▶ [Problem to work on]: Take every line that has the string "hidalgo" and copy it out.

------------------------------------------------

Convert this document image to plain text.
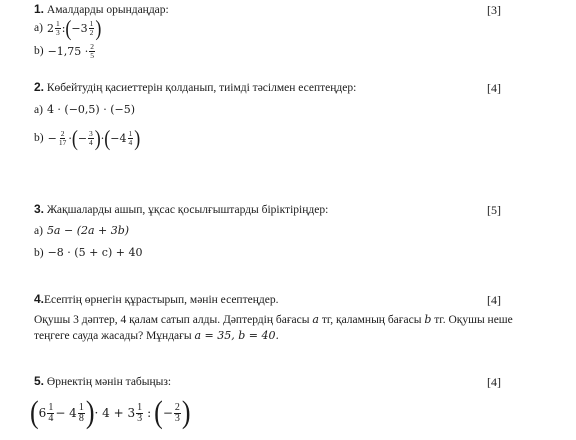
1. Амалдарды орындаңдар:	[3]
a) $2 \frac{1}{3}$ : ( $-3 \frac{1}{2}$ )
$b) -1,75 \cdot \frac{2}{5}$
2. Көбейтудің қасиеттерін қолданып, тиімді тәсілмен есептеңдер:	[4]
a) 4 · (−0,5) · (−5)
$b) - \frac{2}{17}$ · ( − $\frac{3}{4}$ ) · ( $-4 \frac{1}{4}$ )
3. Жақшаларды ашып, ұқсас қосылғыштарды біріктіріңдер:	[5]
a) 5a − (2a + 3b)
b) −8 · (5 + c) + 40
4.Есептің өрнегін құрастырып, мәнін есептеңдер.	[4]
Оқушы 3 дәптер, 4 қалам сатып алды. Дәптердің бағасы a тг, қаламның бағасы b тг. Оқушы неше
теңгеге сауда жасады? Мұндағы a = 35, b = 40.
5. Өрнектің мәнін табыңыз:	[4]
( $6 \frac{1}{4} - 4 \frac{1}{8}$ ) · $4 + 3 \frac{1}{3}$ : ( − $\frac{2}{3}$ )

------------------------------------------------

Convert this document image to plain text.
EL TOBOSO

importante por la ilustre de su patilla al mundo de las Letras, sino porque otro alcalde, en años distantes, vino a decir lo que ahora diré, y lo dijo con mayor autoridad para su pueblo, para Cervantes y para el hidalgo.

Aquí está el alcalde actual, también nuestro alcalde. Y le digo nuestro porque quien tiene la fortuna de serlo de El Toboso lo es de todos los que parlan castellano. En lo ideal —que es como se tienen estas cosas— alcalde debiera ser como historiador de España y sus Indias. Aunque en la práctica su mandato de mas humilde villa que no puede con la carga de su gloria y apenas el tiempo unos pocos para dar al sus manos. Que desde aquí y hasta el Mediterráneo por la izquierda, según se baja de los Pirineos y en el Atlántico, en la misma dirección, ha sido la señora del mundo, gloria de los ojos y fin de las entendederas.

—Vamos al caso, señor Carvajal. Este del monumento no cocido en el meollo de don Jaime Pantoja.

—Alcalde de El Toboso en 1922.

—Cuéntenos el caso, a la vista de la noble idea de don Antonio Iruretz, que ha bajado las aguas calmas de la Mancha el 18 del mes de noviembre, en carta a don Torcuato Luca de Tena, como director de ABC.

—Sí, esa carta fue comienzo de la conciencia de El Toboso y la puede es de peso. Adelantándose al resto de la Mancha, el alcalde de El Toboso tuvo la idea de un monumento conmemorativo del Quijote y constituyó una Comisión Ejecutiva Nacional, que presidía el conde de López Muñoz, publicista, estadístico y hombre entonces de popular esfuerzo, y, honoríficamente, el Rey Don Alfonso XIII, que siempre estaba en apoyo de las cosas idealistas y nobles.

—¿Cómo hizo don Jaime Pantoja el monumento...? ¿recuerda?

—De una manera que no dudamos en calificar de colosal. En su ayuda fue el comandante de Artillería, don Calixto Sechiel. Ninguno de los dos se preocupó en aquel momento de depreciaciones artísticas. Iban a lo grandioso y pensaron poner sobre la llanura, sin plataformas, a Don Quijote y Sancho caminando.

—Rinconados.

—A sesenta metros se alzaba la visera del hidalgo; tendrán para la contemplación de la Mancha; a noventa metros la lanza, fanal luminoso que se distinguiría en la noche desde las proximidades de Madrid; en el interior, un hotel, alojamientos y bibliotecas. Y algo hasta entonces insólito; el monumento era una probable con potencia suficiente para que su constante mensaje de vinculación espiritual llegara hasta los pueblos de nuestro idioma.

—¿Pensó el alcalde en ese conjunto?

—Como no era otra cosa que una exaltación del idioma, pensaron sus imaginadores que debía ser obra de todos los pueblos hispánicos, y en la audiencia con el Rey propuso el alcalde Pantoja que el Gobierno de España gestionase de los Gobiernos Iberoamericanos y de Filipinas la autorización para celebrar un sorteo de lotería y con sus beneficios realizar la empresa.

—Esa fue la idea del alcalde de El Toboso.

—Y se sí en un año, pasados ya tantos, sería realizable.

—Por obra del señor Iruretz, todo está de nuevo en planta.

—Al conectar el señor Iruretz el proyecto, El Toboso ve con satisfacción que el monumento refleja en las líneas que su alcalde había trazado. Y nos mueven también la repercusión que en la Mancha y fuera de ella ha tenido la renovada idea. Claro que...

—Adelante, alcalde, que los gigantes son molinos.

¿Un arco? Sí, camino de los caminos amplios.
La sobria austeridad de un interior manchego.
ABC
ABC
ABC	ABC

------------------------------------------------

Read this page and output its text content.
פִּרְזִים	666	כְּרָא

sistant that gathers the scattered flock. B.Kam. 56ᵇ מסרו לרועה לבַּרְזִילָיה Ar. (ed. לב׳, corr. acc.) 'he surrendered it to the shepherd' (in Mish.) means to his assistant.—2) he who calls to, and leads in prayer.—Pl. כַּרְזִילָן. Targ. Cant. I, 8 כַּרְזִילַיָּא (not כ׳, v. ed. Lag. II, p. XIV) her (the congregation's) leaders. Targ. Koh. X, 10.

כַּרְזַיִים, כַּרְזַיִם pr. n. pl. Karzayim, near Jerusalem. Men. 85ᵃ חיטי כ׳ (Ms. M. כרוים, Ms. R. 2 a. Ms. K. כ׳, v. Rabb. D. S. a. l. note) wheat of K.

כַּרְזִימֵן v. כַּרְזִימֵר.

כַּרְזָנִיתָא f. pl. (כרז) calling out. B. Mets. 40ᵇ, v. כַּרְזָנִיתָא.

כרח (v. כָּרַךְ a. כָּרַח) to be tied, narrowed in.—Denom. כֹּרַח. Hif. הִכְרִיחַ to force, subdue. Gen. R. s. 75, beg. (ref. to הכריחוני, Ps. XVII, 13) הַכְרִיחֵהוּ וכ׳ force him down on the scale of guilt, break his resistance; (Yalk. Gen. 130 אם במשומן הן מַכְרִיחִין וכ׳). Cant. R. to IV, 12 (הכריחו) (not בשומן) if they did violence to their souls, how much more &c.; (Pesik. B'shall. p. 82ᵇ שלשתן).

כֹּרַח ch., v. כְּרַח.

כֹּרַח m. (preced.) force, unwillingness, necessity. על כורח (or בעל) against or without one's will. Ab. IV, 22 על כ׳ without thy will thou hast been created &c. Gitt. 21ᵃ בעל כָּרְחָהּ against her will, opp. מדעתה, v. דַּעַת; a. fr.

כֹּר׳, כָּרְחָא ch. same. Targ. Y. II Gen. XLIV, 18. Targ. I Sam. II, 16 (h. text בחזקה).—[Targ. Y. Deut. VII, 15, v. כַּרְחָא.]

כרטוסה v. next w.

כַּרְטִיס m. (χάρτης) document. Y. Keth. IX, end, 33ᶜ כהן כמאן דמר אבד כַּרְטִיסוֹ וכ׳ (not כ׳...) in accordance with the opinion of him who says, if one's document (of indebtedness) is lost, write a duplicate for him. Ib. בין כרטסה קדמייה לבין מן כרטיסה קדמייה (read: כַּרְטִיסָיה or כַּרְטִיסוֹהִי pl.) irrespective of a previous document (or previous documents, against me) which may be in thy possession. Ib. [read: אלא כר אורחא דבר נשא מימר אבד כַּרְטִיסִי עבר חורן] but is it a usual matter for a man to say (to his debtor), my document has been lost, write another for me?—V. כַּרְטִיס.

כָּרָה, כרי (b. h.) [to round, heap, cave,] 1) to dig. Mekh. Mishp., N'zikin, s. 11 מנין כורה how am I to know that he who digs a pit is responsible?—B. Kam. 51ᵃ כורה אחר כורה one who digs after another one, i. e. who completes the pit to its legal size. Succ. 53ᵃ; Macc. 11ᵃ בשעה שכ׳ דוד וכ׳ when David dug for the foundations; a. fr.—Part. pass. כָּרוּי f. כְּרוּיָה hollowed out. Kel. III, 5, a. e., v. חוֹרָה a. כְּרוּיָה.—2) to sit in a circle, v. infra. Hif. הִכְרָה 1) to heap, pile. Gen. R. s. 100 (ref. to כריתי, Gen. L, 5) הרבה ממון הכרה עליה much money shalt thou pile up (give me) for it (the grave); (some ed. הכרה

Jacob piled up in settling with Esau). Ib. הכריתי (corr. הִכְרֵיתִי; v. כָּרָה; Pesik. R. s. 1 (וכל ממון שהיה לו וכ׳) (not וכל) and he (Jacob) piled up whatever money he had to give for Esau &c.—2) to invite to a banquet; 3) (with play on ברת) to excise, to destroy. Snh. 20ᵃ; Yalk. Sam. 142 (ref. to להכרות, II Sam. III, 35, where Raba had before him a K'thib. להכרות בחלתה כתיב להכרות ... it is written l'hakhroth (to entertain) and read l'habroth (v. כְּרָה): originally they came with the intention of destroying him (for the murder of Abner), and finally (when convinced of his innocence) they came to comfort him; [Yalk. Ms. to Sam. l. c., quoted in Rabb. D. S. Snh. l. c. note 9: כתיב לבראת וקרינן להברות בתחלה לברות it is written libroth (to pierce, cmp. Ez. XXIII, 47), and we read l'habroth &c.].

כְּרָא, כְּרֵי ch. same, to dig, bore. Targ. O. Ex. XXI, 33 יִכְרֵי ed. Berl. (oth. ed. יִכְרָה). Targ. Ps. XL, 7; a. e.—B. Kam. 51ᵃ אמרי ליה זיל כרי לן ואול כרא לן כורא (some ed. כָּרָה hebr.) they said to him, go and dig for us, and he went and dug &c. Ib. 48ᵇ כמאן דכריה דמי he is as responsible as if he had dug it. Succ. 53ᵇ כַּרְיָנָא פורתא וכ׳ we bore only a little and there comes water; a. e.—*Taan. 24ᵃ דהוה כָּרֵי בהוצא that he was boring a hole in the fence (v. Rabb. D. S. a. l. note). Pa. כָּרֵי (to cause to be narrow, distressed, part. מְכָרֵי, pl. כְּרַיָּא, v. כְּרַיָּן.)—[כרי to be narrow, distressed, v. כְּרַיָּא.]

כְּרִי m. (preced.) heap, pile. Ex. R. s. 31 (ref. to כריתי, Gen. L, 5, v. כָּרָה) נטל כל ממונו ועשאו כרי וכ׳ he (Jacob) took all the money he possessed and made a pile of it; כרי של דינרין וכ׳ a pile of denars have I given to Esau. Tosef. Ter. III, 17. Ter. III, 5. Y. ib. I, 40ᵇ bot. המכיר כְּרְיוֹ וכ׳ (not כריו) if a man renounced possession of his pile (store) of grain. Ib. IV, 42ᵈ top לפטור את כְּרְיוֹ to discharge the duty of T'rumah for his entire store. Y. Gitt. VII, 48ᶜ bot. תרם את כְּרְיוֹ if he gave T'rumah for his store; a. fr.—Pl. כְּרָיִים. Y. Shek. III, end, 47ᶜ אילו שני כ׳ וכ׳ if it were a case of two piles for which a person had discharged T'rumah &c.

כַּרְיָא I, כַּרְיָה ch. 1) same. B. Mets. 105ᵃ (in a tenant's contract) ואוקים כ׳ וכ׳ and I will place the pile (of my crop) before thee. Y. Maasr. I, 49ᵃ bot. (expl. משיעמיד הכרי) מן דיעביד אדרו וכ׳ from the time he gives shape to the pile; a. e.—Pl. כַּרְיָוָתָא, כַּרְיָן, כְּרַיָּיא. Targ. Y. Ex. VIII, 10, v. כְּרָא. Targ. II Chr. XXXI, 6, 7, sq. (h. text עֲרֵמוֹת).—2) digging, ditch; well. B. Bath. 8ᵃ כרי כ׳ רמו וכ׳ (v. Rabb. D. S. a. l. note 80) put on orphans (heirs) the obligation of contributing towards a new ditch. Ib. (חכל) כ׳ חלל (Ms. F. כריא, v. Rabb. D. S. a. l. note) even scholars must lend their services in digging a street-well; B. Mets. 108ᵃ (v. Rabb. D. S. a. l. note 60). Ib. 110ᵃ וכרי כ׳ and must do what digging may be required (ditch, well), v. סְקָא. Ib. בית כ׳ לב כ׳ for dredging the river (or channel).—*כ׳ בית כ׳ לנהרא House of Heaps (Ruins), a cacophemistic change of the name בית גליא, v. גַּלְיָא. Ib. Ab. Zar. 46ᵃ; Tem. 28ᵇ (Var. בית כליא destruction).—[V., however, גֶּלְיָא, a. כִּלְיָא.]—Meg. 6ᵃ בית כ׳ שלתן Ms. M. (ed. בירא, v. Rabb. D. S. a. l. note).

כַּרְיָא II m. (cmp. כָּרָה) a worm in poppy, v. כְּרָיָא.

------------------------------------------------

▶ [Output of the exercise]:
importante por la ilustre de su patilla al mundo de las Letras, sino porque otro alcalde, en años distantes, vino a decir lo que ahora diré, y lo dijo con mayor autoridad para su pueblo, para Cervantes y para el hidalgo.
—A sesenta metros se alzaba la visera del hidalgo; tendrán para la contemplación de la Mancha; a noventa metros la lanza, fanal luminoso que se distinguiría en la noche desde las proximidades de Madrid; en el interior, un hotel, alojamientos y bibliotecas. Y algo hasta entonces insólito; el monumento era una probable con potencia suficiente para que su constante mensaje de vinculación espiritual llegara hasta los pueblos de nuestro idioma.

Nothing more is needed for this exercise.